Collect all lines from the listing that include the string "arcmin".

**** GIVEN DATA

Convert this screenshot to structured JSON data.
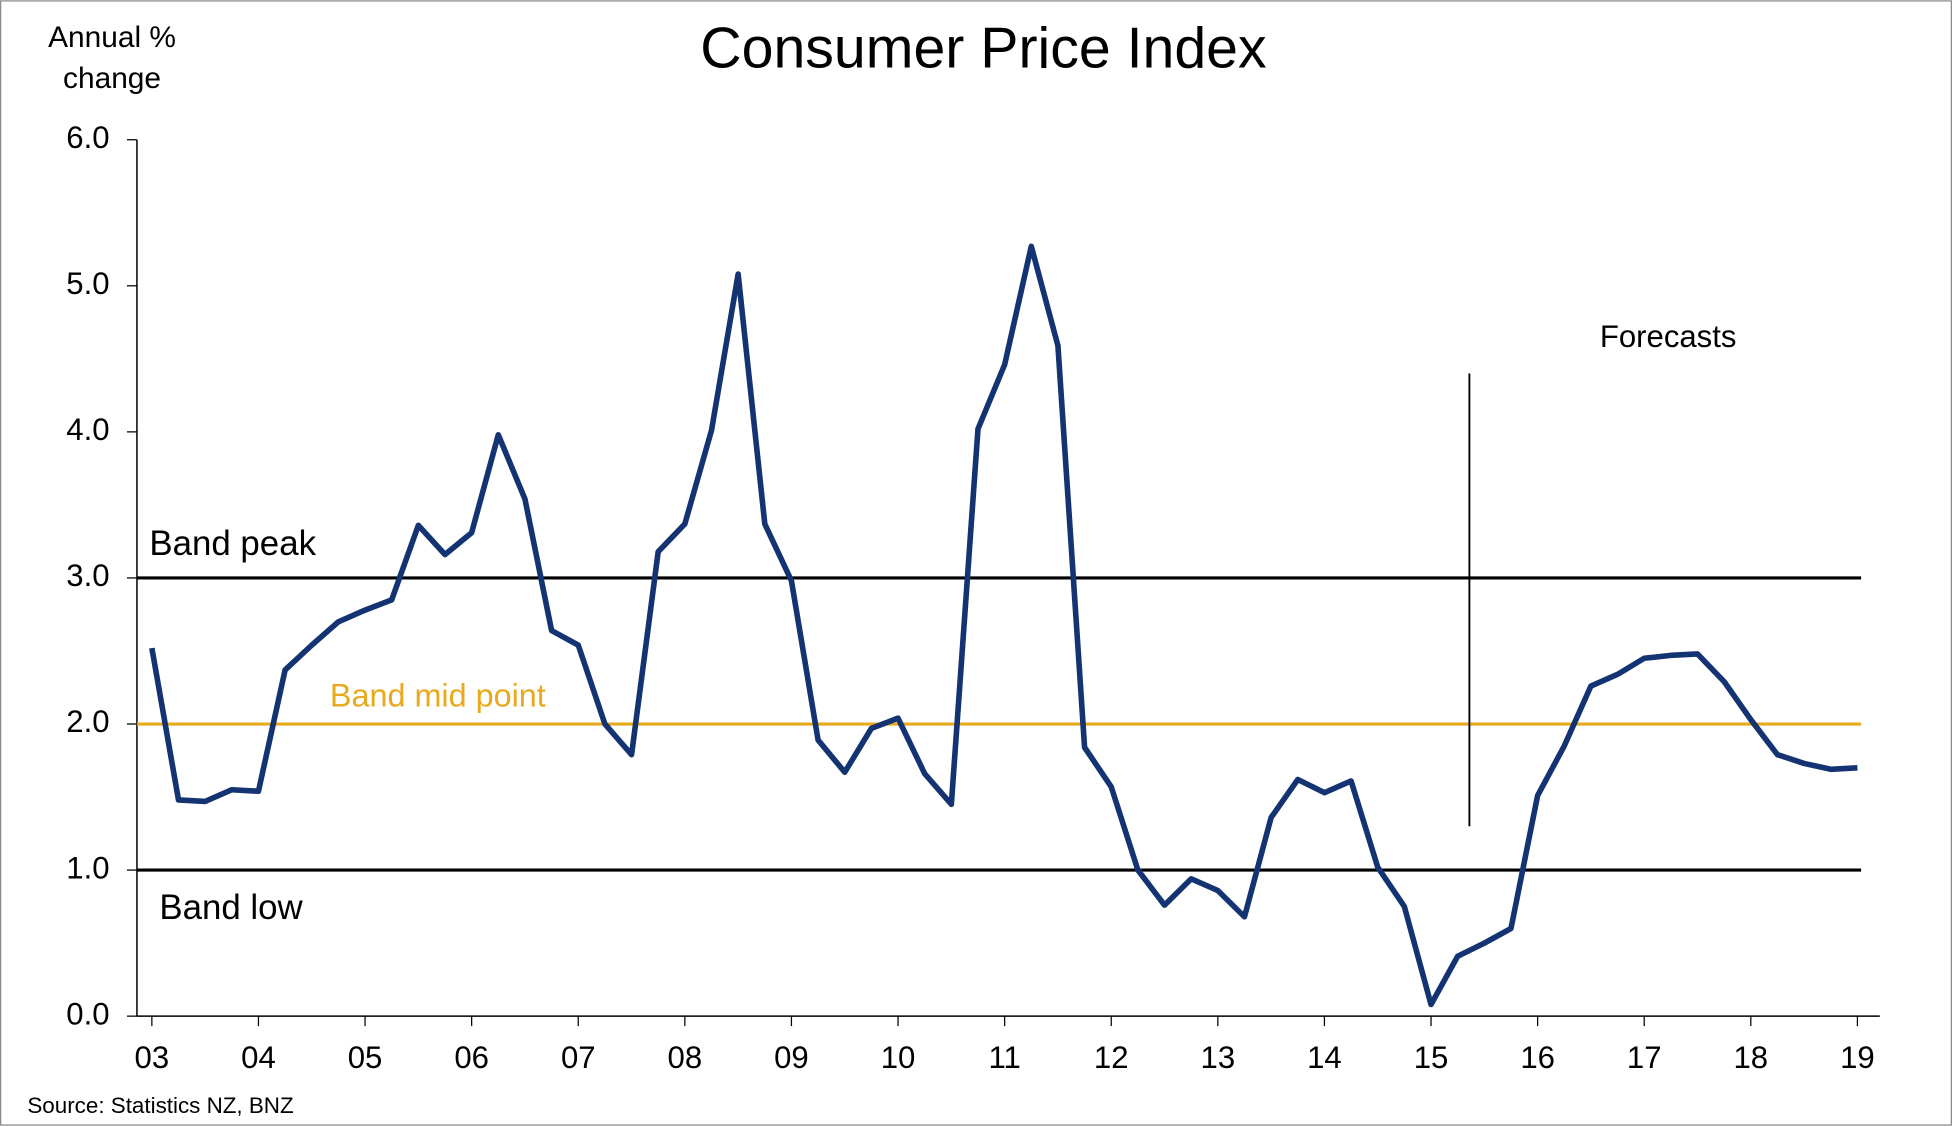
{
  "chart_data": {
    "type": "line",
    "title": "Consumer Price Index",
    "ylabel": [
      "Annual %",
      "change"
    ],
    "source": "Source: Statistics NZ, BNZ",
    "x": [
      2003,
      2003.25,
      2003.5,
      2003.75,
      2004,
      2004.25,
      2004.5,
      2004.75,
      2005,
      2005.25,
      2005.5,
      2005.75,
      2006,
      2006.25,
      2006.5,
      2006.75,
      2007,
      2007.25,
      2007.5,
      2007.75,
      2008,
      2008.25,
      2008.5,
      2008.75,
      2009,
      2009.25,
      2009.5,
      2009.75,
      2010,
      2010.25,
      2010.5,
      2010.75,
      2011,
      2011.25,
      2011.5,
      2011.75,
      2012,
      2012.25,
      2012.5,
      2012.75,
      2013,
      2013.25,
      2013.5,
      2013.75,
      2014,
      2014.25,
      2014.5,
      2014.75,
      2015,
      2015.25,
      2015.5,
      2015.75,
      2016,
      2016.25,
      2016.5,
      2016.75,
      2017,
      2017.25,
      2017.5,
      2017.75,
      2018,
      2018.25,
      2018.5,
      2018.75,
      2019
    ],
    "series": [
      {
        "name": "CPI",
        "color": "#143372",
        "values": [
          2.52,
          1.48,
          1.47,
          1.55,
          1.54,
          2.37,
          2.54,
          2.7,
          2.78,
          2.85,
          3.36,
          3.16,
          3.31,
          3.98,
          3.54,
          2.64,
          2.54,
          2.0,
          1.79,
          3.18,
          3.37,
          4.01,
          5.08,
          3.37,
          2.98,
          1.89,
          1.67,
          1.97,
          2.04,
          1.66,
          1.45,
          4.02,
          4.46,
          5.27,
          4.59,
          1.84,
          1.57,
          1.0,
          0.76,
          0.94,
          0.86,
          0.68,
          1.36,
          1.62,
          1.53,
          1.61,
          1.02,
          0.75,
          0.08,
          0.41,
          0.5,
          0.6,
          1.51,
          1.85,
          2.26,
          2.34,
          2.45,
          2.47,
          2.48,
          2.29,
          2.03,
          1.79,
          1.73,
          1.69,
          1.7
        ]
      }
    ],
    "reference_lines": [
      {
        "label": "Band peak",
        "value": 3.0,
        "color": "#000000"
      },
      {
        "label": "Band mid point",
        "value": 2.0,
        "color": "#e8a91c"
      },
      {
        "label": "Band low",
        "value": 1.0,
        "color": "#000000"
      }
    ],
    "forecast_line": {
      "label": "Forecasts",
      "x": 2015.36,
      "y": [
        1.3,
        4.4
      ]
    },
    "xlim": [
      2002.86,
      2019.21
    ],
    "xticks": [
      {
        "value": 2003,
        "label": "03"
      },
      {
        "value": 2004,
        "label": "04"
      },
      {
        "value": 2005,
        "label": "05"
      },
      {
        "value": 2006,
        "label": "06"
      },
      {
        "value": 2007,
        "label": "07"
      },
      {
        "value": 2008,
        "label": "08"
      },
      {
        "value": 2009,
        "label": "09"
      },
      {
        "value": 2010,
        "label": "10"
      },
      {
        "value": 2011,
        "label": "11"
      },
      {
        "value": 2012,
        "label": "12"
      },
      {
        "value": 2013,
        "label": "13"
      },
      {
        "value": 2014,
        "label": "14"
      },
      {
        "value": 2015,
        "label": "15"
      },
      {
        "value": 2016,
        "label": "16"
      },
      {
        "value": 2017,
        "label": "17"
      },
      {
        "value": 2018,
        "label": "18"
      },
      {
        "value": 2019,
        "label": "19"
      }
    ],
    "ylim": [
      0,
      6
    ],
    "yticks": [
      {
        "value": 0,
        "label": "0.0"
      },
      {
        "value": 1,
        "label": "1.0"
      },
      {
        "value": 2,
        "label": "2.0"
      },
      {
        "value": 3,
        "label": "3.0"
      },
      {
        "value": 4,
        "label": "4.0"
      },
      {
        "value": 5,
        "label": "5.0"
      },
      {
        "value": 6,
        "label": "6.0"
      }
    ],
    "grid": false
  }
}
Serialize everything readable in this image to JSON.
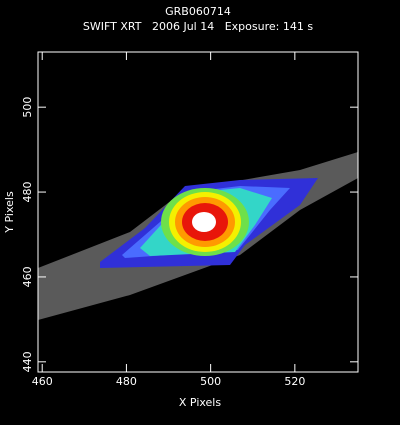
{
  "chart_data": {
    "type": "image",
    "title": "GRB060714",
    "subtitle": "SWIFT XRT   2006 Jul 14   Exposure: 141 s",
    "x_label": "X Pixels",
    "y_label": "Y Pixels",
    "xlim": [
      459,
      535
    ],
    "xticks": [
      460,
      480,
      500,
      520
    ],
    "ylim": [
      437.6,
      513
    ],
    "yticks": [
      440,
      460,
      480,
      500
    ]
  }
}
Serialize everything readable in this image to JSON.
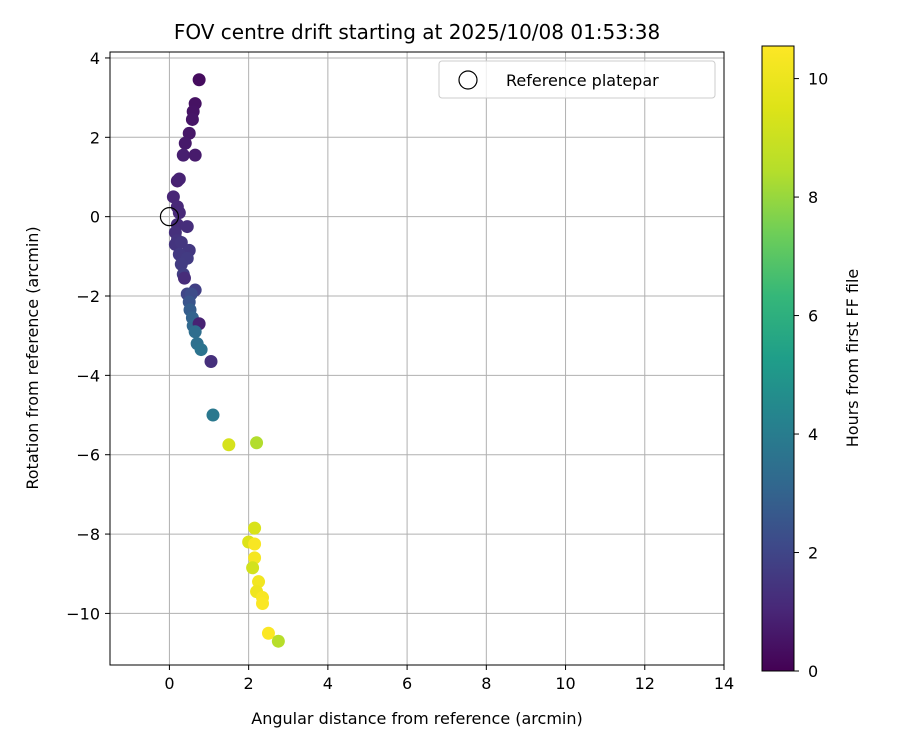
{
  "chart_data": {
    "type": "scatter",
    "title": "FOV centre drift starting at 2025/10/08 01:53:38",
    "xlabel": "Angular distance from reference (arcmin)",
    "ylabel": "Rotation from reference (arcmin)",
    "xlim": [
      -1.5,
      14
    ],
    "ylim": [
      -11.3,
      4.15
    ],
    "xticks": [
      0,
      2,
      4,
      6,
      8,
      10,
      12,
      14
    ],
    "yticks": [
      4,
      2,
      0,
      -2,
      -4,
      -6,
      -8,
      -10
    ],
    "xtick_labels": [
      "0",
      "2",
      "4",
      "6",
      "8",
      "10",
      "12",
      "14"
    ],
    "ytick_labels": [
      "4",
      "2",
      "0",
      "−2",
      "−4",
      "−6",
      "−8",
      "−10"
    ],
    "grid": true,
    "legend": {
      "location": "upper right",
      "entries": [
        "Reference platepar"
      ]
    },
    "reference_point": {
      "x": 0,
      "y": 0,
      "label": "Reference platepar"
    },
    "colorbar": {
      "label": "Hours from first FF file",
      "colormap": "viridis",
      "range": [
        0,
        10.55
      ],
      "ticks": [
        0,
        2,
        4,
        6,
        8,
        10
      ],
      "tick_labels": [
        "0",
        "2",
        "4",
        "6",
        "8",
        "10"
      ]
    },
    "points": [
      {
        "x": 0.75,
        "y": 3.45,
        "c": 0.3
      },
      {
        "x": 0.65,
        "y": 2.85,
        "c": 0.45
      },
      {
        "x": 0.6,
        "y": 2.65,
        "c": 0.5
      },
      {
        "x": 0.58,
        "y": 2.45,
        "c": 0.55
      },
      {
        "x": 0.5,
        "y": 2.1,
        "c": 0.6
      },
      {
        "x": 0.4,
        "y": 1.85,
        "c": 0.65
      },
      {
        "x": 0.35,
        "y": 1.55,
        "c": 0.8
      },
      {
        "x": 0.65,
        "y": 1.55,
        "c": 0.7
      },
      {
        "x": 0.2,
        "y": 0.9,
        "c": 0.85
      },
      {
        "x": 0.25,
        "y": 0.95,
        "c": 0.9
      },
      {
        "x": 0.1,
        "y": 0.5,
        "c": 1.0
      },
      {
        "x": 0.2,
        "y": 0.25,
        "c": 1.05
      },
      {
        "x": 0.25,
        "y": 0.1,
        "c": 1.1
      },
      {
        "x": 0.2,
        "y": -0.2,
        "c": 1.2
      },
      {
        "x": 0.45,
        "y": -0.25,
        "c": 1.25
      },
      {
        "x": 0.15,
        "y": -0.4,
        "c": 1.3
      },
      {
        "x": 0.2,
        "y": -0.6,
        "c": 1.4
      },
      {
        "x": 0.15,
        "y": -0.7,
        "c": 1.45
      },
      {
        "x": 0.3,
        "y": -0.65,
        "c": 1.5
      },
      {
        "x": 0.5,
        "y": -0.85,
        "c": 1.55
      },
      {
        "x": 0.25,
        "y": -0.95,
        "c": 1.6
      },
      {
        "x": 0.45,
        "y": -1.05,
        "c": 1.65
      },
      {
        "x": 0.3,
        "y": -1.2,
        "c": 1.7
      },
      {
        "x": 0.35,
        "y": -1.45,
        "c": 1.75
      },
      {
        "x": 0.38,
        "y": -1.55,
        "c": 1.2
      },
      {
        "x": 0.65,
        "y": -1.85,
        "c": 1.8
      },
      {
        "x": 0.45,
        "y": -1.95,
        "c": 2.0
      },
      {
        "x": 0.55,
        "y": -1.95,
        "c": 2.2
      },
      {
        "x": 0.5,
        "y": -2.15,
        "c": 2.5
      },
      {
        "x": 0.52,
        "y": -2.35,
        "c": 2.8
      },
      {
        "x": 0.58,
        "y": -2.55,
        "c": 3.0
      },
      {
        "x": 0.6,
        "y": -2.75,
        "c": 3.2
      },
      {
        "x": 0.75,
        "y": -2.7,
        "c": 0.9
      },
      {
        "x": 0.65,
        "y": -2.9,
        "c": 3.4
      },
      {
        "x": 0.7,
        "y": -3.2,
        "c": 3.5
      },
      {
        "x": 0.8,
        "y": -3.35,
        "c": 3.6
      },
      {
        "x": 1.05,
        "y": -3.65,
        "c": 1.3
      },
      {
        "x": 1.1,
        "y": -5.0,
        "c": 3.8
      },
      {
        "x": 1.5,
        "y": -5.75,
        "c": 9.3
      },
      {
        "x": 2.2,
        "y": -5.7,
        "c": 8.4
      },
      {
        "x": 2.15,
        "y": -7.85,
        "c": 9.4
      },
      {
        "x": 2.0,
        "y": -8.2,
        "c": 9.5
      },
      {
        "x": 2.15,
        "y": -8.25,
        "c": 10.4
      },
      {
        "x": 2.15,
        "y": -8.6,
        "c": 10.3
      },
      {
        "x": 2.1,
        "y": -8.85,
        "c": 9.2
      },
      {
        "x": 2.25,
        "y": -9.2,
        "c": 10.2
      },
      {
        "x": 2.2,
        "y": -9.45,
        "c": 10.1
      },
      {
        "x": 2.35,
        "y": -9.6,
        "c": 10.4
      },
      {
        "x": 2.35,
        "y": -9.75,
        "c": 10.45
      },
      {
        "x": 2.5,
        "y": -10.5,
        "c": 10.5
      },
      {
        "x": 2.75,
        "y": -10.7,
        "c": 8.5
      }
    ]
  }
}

********

# EXERCISE OUTPUT
    "xlabel": "Angular distance from reference (arcmin)",
    "ylabel": "Rotation from reference (arcmin)",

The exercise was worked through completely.